• [AIM OF THE EXERCISE]: Search the material and gather each line with "xlabel" in it.

[Records that describe figures]

..........

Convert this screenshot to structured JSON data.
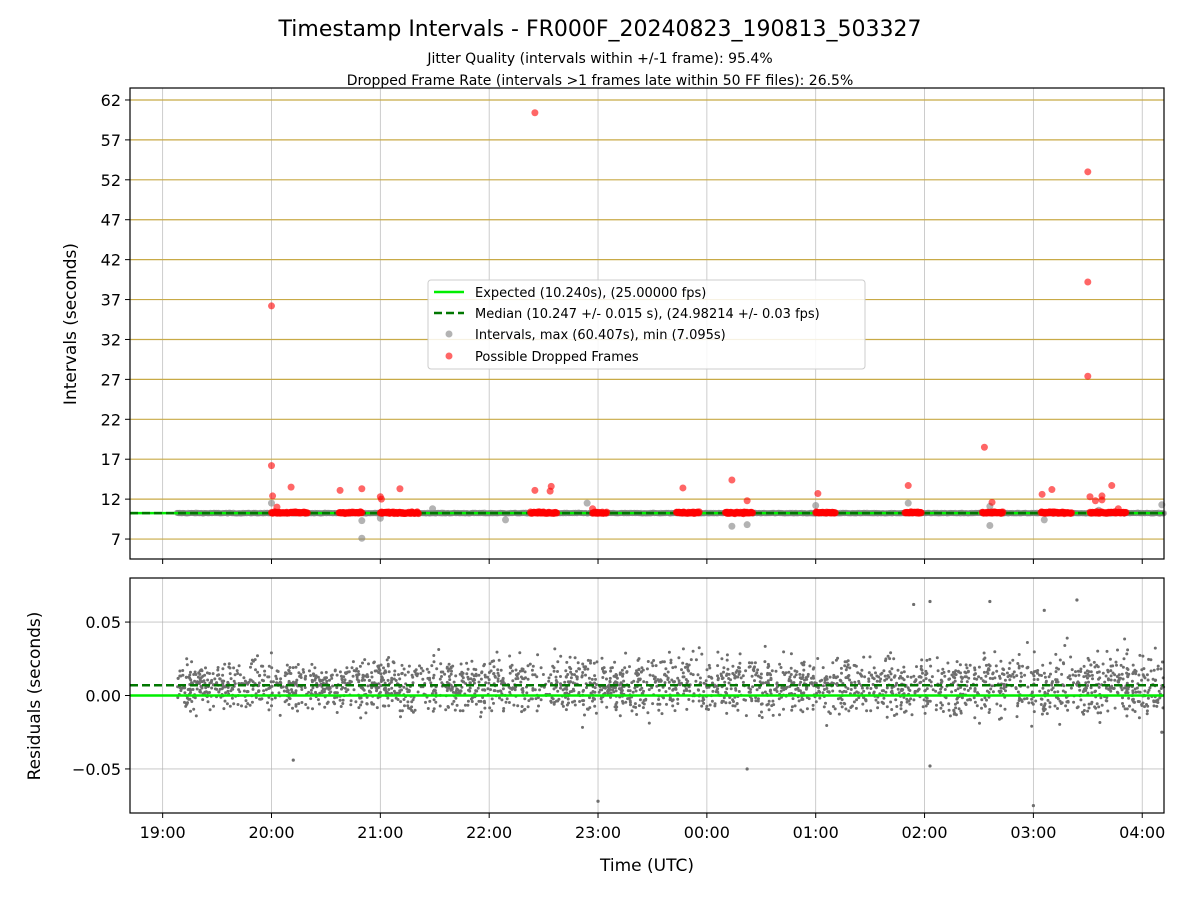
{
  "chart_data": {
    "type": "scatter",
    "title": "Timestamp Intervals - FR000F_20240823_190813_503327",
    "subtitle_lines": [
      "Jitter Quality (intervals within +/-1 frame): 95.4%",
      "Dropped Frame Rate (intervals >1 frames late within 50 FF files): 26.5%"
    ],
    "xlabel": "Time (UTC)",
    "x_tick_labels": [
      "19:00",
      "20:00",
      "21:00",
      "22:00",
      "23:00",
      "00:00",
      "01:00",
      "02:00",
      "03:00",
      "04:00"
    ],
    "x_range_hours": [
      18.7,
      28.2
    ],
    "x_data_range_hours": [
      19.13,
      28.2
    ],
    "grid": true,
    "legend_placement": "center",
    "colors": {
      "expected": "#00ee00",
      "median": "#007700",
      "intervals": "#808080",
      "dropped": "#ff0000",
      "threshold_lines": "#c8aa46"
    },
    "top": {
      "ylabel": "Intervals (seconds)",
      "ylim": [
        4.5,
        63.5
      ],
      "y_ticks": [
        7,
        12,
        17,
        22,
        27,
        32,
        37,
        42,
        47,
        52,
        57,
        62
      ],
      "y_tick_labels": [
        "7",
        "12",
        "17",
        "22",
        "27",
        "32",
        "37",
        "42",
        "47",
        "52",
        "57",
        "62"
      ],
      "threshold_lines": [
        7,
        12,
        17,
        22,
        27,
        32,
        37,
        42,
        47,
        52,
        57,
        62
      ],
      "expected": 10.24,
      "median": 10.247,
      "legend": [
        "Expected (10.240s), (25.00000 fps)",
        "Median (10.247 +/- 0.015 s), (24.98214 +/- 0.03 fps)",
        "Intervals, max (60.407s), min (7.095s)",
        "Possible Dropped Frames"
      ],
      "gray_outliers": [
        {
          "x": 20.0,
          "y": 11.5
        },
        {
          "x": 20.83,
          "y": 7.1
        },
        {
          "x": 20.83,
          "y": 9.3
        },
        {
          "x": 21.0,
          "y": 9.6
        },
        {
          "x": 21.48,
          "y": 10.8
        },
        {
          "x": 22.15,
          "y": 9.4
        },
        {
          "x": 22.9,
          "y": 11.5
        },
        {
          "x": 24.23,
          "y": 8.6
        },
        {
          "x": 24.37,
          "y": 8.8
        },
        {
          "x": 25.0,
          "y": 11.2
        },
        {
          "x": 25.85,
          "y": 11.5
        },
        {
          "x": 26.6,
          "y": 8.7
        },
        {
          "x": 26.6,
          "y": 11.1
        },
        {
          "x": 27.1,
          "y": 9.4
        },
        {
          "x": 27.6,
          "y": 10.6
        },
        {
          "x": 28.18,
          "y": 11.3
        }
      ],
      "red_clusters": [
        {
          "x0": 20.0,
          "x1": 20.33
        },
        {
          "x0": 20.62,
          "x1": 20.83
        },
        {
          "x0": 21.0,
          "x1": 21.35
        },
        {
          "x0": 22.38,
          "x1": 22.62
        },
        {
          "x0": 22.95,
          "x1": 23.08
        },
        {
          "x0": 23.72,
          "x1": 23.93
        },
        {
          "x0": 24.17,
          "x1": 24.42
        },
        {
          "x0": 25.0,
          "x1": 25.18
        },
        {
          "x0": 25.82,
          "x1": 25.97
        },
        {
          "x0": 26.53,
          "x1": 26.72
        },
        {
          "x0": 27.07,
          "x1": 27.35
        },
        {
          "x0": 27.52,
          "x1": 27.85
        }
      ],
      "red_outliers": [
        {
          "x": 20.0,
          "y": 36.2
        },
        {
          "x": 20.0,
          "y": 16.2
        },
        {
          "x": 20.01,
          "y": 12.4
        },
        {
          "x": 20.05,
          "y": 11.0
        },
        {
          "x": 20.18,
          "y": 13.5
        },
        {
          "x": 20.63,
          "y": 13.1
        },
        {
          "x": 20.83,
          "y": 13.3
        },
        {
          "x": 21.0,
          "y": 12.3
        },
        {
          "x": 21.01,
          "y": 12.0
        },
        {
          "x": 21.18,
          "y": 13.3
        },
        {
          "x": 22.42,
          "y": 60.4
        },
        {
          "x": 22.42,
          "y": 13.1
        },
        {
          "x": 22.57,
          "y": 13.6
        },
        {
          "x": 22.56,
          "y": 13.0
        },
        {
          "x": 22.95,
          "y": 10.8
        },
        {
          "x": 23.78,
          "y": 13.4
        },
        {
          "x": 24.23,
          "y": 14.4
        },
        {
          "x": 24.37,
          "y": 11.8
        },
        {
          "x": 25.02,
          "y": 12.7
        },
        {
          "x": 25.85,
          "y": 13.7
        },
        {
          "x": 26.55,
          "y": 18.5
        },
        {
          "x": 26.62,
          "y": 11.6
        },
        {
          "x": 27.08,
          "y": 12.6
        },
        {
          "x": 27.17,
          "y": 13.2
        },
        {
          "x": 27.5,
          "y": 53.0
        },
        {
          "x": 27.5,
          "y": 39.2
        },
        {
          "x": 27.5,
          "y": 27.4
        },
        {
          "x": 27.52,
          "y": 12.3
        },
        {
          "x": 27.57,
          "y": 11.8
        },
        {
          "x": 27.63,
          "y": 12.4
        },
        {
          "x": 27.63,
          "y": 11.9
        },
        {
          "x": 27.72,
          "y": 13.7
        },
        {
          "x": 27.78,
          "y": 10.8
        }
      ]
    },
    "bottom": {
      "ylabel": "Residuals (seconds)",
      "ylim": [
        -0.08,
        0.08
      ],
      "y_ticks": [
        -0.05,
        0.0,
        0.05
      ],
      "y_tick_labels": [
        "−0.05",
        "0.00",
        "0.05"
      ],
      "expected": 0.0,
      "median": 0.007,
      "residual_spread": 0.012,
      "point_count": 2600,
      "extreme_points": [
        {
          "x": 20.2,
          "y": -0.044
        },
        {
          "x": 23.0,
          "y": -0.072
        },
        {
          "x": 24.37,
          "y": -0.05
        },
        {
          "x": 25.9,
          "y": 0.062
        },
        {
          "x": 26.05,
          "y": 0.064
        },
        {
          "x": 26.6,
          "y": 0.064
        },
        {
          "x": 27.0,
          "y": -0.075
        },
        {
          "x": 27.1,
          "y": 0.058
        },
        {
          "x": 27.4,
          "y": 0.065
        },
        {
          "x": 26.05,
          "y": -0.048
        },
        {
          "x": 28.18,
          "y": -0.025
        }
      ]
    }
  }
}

..........

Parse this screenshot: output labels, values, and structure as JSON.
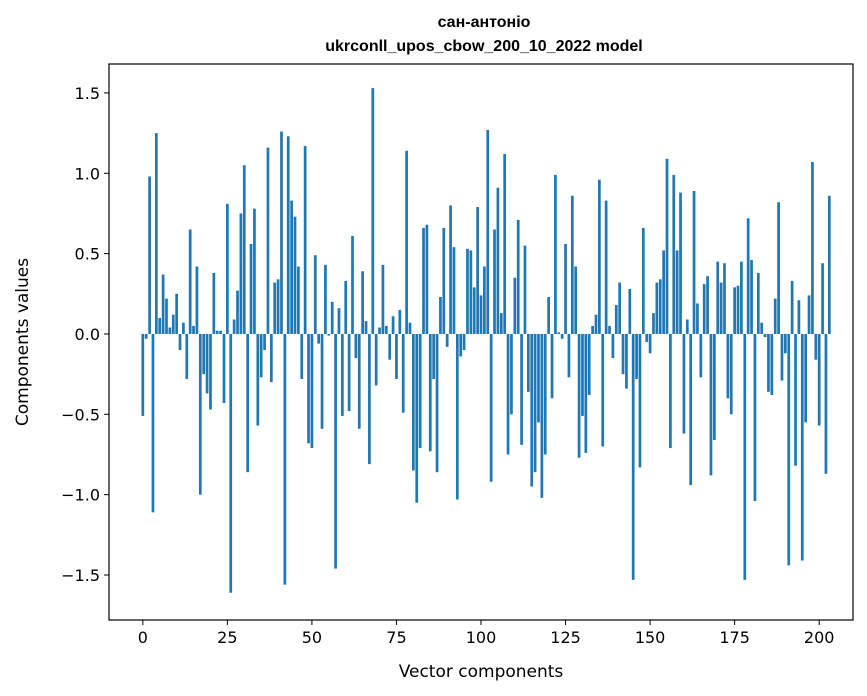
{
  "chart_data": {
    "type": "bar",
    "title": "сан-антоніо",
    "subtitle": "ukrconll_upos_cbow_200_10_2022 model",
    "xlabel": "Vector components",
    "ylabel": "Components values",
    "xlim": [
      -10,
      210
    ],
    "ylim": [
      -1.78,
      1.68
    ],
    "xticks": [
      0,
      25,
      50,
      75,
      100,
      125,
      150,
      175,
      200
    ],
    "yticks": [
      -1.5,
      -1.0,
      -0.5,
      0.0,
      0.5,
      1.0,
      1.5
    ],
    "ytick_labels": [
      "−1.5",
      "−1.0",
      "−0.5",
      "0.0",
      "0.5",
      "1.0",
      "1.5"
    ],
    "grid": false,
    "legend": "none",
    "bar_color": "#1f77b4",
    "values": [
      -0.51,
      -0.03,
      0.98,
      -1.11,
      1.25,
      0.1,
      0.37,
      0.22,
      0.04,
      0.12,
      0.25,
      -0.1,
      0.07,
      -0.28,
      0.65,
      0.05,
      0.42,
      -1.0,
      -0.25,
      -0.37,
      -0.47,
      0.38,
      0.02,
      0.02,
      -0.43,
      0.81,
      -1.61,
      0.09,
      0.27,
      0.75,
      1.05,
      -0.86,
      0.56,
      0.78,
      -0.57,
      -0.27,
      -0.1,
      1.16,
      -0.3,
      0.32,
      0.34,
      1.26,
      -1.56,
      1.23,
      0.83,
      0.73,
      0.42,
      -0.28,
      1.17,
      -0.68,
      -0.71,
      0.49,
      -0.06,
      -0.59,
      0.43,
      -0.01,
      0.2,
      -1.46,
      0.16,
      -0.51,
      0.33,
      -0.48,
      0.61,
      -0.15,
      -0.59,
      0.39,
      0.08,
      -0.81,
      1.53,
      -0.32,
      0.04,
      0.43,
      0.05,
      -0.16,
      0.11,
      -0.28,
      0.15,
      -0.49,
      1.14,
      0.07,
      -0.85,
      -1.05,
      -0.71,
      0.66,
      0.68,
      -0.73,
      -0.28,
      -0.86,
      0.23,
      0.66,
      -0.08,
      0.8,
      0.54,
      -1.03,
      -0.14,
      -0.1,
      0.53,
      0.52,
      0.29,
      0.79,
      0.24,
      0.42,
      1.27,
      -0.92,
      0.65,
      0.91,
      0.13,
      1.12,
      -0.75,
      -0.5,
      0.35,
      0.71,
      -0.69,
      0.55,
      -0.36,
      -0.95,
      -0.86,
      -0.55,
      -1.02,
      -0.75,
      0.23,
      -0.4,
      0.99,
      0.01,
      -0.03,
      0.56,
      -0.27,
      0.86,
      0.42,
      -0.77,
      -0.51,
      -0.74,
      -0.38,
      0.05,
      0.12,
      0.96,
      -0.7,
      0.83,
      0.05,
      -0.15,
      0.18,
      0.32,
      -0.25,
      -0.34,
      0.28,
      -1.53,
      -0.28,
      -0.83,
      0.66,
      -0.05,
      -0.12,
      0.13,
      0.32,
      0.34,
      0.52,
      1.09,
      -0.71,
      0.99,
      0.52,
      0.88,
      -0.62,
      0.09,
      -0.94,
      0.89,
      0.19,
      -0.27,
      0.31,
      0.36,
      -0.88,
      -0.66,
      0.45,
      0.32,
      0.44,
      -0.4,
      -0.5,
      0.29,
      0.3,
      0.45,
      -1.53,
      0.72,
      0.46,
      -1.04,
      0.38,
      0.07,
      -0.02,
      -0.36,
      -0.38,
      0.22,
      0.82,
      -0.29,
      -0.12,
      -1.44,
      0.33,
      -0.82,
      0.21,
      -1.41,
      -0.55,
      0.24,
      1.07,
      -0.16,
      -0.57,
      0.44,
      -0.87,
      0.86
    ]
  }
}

..........

• [ANSWER TO THIS PROBLEM]:
    "xlabel": "Time (UTC)",
    "xlabel": "Vector components",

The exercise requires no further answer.